Em Verville, essa é a única citação à Impéria, uma reminiscência na narrativa e uma personagem secundária durante todo o enredo. Quem leu com bastante atenção ao Le moyen de parvenir e deu maior destaque à personagem foi Balzac.
Honoré de Balzac (1799 – 1850) foi romancista e crítico literário francês. Seu trabalho mais conhecido é o ciclo de romances La comédie humaine: uma tentativa de análise do ser humano tendo a França como palco. Com longas descrições, prosa intensa e ágil, Balzac ainda hoje é lido como um retratista mordaz dos dramas da burguesia (pequena, no mais das vezes), das idas e vindas da Fortuna costumeiramente ligada a grandes heranças. Outro projeto seu, grandioso por sinal, foi a publicação de Les cents contes drolatiques, em revista, entre 1832 a 1837; depois, em livro, apenas Les contes drolatiques: a recolta passava de uma centena. Por manter um estilo – tanto na grafia quanto na sintaxe – notadamente medieval, esse projeto não foi bem aceito pelo grande público, embora tenha sido lido com muita atenção por intelectuais (e pessoas dispostas a enfrentar a escrita quase criptográfica) como Gustave Doré (1832 – 1883) que produziu 425 desenhos a partir da obra, ilustrando inclusive o conto La belle Imperia.
O pano de fundo histórico deste texto é o Concílio de Constança, entre 1414 a 1418, cujo objetivo principal era o de acabar com o Grande Cisma Papal (naquele instante, a Igreja contava com mais de um papa, os quais disputavam o poder da legitimidade). Nobres, príncipes, eleitores, clérigos e representantes do Sacro Império Romano estavam em Constança, todos participando de modo direto na defesa dos interesses – o que Balzac viu como local particularmente propício para a atividade das cortesãs. Entre esses, o jovem, e fictício, Philippe de Mala se reuniu, para servir ao seu dignitário e para terminar a própria formação.

|---|

O QUE FAZER:
- 1) Por favor, repita sem nenhuma alteração a parte do trecho sobre Balzac que vai de "Em Verville, essa" a "personagem foi Balzac.".
- 2) Segundo o trecho sobre Balzac, quantos desenhos Gustave Doré produziu a partir de Les contes drolatiques?

|---|

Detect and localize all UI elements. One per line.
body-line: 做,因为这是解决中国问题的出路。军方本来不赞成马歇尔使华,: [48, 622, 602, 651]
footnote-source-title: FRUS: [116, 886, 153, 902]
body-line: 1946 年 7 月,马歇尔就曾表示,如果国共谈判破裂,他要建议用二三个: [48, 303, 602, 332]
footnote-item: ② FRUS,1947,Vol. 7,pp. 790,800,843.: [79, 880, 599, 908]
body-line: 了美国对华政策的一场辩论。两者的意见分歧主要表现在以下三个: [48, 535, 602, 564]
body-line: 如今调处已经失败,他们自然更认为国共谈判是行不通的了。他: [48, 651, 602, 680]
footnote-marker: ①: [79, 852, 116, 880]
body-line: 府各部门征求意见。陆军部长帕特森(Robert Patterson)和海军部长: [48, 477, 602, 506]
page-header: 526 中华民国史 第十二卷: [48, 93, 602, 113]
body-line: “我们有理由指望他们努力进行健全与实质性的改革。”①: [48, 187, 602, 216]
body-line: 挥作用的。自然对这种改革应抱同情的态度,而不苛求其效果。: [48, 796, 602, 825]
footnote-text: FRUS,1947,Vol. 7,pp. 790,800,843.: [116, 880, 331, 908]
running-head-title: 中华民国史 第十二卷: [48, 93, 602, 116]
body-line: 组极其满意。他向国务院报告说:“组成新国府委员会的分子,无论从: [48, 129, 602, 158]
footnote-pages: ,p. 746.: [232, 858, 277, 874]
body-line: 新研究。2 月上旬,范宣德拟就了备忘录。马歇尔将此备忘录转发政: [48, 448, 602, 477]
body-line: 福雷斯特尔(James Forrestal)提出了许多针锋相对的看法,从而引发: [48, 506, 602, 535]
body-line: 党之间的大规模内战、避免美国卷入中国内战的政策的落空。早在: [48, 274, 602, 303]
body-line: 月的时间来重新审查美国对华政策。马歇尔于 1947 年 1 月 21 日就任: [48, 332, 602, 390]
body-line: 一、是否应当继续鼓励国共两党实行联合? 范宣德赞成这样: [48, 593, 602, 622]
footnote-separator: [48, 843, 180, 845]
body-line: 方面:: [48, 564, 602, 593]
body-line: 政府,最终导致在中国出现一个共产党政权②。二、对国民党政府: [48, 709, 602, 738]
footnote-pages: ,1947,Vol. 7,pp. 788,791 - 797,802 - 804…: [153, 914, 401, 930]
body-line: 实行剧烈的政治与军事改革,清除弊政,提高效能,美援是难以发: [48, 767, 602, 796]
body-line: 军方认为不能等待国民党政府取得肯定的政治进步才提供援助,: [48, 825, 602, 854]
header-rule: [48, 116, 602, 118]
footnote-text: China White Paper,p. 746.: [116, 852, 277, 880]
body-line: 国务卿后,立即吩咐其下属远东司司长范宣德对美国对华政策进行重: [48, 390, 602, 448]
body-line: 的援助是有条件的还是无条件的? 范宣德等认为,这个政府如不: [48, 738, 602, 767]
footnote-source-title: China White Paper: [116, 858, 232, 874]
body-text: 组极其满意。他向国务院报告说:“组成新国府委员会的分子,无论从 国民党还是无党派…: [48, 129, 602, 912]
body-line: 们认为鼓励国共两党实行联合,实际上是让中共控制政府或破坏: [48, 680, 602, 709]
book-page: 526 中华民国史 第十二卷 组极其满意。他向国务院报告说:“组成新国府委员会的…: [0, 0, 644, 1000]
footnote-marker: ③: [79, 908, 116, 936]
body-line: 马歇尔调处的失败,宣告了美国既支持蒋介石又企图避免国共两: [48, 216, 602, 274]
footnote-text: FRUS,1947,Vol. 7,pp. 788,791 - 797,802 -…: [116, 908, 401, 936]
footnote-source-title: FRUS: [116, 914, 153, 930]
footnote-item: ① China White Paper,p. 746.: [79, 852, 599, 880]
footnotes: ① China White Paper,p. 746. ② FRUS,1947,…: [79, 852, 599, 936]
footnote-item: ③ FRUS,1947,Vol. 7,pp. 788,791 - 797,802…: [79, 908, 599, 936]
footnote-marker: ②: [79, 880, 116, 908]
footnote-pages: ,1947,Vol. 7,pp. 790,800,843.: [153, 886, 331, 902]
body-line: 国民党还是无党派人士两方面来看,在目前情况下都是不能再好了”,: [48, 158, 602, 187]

|---|

PROBLEMAS RESOLVIDOS:
- 1)
Em Verville, essa é a única citação à Impéria, uma reminiscência na narrativa e uma personagem secundária durante todo o enredo. Quem leu com bastante atenção ao Le moyen de parvenir e deu maior destaque à personagem foi Balzac.

- 2) 425 desenhos.